**What the task asks**
Wherever a line holds the word "base", copy that line out.

Dataset listings of figures
◆ ◆ ◆ ◆ ◆ ◆ ◆
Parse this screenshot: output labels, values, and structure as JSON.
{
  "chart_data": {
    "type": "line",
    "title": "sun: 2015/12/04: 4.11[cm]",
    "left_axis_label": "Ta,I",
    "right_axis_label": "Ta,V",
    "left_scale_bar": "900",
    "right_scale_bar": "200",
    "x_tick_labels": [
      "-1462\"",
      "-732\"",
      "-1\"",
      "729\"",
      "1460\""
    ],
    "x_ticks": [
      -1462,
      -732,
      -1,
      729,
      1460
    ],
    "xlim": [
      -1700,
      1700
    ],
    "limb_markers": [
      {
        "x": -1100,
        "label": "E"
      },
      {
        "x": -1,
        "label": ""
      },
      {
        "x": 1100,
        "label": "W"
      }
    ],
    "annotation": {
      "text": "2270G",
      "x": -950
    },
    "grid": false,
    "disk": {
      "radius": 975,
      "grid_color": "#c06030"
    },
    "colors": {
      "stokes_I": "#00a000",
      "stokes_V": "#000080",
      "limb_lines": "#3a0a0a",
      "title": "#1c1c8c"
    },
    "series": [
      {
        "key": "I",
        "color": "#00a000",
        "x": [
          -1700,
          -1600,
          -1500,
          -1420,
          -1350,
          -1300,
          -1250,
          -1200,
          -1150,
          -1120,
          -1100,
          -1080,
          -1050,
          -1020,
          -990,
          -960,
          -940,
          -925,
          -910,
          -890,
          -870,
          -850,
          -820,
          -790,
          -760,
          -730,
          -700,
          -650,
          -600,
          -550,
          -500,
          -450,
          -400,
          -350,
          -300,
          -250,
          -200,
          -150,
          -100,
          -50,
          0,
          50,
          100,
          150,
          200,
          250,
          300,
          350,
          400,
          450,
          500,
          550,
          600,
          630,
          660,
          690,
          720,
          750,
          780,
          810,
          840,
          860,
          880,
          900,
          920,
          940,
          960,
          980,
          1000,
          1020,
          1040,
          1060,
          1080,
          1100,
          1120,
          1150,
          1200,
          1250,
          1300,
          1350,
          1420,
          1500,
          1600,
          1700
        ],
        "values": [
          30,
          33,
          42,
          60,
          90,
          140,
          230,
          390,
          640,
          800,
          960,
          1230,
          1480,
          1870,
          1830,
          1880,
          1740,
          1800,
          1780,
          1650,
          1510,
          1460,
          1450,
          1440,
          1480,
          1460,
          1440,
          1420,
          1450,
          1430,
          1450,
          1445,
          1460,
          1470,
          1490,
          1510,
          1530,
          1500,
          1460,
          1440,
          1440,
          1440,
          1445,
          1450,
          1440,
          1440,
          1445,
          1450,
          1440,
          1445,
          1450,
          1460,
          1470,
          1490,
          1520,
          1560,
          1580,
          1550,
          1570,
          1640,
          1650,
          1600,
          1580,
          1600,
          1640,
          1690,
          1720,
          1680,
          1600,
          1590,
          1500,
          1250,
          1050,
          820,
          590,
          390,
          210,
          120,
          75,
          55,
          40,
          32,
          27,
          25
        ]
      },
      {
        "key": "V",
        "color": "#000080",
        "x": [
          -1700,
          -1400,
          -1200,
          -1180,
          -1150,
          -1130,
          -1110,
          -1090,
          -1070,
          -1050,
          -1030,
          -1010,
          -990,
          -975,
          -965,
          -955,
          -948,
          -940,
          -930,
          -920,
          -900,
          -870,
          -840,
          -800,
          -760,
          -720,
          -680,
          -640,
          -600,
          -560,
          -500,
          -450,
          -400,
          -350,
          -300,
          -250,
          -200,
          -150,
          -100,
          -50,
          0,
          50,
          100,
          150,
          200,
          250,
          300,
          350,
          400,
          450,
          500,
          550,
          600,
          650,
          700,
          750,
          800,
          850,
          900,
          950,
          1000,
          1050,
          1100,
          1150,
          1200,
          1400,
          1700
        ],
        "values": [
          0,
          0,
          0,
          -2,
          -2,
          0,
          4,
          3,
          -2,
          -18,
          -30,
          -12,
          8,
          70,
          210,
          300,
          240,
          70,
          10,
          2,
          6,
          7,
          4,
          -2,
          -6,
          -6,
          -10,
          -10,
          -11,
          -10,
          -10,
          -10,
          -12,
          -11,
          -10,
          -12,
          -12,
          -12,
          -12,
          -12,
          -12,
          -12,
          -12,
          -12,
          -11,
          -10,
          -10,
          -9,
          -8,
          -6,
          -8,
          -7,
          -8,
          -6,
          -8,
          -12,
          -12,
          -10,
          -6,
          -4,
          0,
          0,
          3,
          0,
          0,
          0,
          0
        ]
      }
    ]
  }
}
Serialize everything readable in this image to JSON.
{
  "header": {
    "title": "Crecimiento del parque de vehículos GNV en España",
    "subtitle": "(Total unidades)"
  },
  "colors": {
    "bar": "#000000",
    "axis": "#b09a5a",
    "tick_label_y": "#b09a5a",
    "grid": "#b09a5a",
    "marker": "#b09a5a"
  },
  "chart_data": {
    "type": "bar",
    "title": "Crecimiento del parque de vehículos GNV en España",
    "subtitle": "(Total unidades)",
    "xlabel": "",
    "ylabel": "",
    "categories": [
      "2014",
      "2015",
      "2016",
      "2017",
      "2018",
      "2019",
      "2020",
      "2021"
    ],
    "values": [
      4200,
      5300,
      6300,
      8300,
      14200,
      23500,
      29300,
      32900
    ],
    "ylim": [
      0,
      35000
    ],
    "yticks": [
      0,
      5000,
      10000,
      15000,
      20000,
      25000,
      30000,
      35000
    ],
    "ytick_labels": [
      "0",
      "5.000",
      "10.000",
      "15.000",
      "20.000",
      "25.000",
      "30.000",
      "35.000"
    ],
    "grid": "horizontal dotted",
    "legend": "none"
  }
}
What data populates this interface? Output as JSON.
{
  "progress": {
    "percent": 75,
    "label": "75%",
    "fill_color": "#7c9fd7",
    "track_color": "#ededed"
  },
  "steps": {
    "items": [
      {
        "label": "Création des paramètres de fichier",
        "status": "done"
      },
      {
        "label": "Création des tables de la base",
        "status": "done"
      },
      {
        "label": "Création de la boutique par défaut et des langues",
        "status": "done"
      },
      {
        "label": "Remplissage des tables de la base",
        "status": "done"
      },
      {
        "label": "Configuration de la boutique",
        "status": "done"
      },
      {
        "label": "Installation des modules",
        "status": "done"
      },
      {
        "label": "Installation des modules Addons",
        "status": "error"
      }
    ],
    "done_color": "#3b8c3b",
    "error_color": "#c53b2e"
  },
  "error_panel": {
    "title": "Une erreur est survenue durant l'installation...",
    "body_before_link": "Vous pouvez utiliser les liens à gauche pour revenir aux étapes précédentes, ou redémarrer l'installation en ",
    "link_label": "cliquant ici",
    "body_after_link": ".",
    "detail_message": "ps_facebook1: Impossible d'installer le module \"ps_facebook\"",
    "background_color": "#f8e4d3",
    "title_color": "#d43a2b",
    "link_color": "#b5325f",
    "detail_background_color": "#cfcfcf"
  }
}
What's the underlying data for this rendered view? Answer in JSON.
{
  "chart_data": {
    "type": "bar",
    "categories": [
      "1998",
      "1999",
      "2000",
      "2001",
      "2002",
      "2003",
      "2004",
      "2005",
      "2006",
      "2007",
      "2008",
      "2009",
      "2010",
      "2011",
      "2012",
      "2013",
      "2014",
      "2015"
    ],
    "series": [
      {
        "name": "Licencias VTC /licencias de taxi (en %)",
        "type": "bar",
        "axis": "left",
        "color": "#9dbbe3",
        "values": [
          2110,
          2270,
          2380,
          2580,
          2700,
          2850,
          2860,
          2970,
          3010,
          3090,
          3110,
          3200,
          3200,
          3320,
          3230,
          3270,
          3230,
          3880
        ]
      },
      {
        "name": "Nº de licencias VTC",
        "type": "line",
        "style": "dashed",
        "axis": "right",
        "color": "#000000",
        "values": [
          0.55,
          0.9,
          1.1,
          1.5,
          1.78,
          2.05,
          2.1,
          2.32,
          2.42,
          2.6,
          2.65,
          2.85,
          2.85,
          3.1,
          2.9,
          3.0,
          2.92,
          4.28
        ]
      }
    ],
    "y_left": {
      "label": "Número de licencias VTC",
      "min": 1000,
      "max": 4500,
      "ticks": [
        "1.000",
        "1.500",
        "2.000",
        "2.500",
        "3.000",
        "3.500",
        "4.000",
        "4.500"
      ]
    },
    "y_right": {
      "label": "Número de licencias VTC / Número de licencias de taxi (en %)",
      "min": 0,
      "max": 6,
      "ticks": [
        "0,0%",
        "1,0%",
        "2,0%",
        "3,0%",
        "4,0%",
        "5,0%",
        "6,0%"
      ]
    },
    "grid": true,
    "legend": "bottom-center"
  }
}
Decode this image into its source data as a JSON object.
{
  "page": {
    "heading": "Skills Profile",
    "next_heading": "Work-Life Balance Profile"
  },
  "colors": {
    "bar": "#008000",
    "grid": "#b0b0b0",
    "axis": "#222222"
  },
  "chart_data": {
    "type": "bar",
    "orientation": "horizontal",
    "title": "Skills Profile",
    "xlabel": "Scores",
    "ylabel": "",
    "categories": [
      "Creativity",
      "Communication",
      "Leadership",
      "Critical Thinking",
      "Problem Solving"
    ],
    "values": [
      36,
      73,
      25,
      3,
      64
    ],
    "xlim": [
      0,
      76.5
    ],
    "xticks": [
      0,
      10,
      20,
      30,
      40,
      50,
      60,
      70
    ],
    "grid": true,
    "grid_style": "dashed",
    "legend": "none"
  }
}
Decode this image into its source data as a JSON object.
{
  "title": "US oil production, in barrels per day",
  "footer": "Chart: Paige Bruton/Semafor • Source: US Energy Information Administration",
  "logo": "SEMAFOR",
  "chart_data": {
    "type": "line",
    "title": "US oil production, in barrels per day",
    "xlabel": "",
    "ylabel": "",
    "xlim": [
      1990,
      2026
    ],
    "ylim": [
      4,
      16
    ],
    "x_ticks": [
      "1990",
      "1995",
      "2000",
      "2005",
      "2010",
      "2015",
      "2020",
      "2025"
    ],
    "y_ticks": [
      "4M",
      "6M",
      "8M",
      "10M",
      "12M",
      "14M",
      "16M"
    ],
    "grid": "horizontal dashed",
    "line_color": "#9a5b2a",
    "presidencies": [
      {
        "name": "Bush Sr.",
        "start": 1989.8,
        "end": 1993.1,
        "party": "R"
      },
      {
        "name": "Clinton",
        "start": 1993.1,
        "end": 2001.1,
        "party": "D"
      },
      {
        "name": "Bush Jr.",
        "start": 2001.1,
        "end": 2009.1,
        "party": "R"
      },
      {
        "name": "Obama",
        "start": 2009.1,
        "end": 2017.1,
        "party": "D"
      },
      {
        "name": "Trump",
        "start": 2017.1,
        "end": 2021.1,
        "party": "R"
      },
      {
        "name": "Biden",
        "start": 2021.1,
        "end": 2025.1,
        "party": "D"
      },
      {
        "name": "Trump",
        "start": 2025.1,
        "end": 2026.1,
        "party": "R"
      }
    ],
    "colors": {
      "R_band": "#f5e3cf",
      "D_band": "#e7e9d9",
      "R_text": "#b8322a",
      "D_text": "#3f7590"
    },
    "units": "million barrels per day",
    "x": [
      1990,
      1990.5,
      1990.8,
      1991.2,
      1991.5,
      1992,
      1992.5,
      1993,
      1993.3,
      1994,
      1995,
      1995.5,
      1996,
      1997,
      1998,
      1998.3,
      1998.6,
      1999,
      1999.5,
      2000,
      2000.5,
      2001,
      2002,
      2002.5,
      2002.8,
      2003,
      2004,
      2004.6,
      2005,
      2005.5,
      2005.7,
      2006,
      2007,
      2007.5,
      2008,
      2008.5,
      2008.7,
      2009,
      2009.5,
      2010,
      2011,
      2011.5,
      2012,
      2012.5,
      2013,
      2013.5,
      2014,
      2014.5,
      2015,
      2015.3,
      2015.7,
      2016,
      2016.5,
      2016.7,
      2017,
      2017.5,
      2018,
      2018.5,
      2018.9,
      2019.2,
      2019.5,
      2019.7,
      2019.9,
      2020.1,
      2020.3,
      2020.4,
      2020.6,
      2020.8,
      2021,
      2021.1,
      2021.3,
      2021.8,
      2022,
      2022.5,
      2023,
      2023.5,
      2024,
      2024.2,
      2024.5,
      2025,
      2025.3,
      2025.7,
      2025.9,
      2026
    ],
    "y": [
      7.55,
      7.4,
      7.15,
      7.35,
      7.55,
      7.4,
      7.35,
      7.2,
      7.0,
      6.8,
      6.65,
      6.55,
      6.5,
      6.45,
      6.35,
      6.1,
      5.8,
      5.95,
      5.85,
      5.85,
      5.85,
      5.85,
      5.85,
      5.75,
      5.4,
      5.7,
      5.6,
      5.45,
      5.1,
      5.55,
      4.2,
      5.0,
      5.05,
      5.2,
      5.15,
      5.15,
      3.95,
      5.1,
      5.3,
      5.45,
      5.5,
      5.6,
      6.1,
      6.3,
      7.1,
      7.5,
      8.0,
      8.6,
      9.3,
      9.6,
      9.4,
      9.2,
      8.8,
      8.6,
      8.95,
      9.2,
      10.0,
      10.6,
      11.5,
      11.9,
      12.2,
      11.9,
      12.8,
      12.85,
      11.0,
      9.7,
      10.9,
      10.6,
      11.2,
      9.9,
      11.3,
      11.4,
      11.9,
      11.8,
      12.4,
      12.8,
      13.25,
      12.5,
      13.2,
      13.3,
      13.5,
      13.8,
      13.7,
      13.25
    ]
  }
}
◆ ◆ ◆ ◆ ◆ ◆ ◆
**Correct response**
        "label": "Création des tables de la base",
        "label": "Remplissage des tables de la base",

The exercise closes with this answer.